Data shown
━━━━

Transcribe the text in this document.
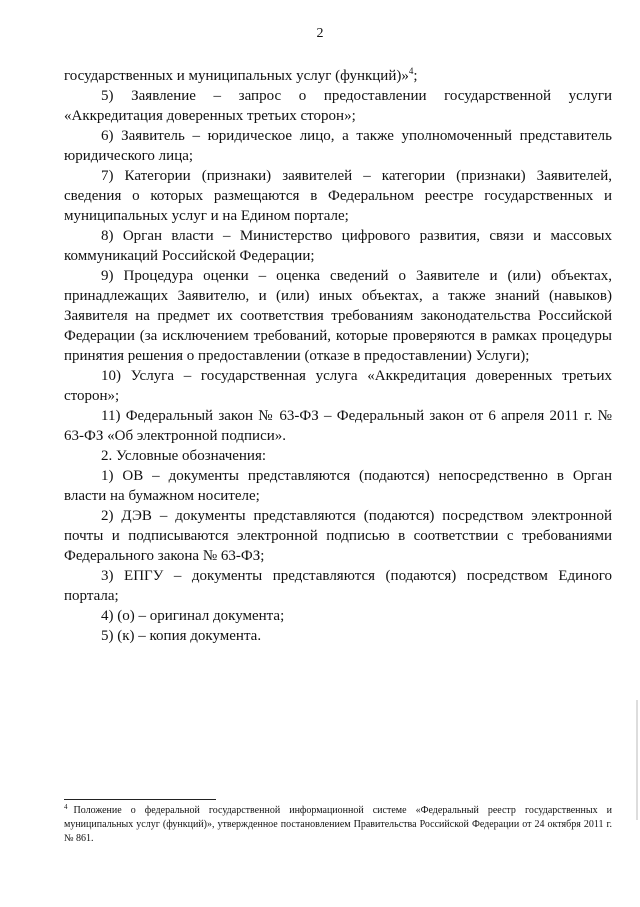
2

государственных и муниципальных услуг (функций)»$^4$;

5) Заявление – запрос о предоставлении государственной услуги «Аккредитация доверенных третьих сторон»;

6) Заявитель – юридическое лицо, а также уполномоченный представитель юридического лица;

7) Категории (признаки) заявителей – категории (признаки) Заявителей, сведения о которых размещаются в Федеральном реестре государственных и муниципальных услуг и на Едином портале;

8) Орган власти – Министерство цифрового развития, связи и массовых коммуникаций Российской Федерации;

9) Процедура оценки – оценка сведений о Заявителе и (или) объектах, принадлежащих Заявителю, и (или) иных объектах, а также знаний (навыков) Заявителя на предмет их соответствия требованиям законодательства Российской Федерации (за исключением требований, которые проверяются в рамках процедуры принятия решения о предоставлении (отказе в предоставлении) Услуги);

10) Услуга – государственная услуга «Аккредитация доверенных третьих сторон»;

11) Федеральный закон № 63-ФЗ – Федеральный закон от 6 апреля 2011 г. № 63-ФЗ «Об электронной подписи».

2. Условные обозначения:

1) ОВ – документы представляются (подаются) непосредственно в Орган власти на бумажном носителе;

2) ДЭВ – документы представляются (подаются) посредством электронной почты и подписываются электронной подписью в соответствии с требованиями Федерального закона № 63-ФЗ;

3) ЕПГУ – документы представляются (подаются) посредством Единого портала;

4) (о) – оригинал документа;

5) (к) – копия документа.

$^4$ Положение о федеральной государственной информационной системе «Федеральный реестр государственных и муниципальных услуг (функций)», утвержденное постановлением Правительства Российской Федерации от 24 октября 2011 г. № 861.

━━━━

What needs to be done
Every entry above should be duplicated exactly. Do not include the images.

Response
Transcribe the text in this document.
2

государственных и муниципальных услуг (функций)»$^4$;

5) Заявление – запрос о предоставлении государственной услуги «Аккредитация доверенных третьих сторон»;

6) Заявитель – юридическое лицо, а также уполномоченный представитель юридического лица;

7) Категории (признаки) заявителей – категории (признаки) Заявителей, сведения о которых размещаются в Федеральном реестре государственных и муниципальных услуг и на Едином портале;

8) Орган власти – Министерство цифрового развития, связи и массовых коммуникаций Российской Федерации;

9) Процедура оценки – оценка сведений о Заявителе и (или) объектах, принадлежащих Заявителю, и (или) иных объектах, а также знаний (навыков) Заявителя на предмет их соответствия требованиям законодательства Российской Федерации (за исключением требований, которые проверяются в рамках процедуры принятия решения о предоставлении (отказе в предоставлении) Услуги);

10) Услуга – государственная услуга «Аккредитация доверенных третьих сторон»;

11) Федеральный закон № 63-ФЗ – Федеральный закон от 6 апреля 2011 г. № 63-ФЗ «Об электронной подписи».

2. Условные обозначения:

1) ОВ – документы представляются (подаются) непосредственно в Орган власти на бумажном носителе;

2) ДЭВ – документы представляются (подаются) посредством электронной почты и подписываются электронной подписью в соответствии с требованиями Федерального закона № 63-ФЗ;

3) ЕПГУ – документы представляются (подаются) посредством Единого портала;

4) (о) – оригинал документа;

5) (к) – копия документа.

$^4$ Положение о федеральной государственной информационной системе «Федеральный реестр государственных и муниципальных услуг (функций)», утвержденное постановлением Правительства Российской Федерации от 24 октября 2011 г. № 861.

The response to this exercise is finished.